- Dataset extract

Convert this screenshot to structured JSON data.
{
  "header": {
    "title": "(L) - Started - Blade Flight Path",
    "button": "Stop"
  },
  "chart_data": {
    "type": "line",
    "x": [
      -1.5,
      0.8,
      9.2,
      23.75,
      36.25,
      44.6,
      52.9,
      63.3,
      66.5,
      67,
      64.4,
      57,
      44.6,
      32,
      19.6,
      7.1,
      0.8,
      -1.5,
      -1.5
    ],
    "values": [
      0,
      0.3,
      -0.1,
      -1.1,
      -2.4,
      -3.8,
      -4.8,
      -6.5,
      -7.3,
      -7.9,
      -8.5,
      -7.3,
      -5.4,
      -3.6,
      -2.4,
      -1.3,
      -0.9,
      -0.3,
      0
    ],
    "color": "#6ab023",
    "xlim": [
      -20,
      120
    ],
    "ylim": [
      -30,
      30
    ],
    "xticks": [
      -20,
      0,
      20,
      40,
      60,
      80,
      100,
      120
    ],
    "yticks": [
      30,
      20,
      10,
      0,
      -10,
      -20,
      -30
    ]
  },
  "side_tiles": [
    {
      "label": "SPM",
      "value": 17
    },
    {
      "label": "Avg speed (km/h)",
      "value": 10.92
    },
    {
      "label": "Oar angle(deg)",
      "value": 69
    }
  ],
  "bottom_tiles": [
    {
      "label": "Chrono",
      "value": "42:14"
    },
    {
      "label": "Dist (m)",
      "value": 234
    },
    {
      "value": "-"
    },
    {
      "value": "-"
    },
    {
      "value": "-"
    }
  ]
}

- What this task involves
Take every line above carrying "label" and return it.

- Answer in full
      "label": "SPM",
      "label": "Avg speed (km/h)",
      "label": "Oar angle(deg)",
      "label": "Chrono",
      "label": "Dist (m)",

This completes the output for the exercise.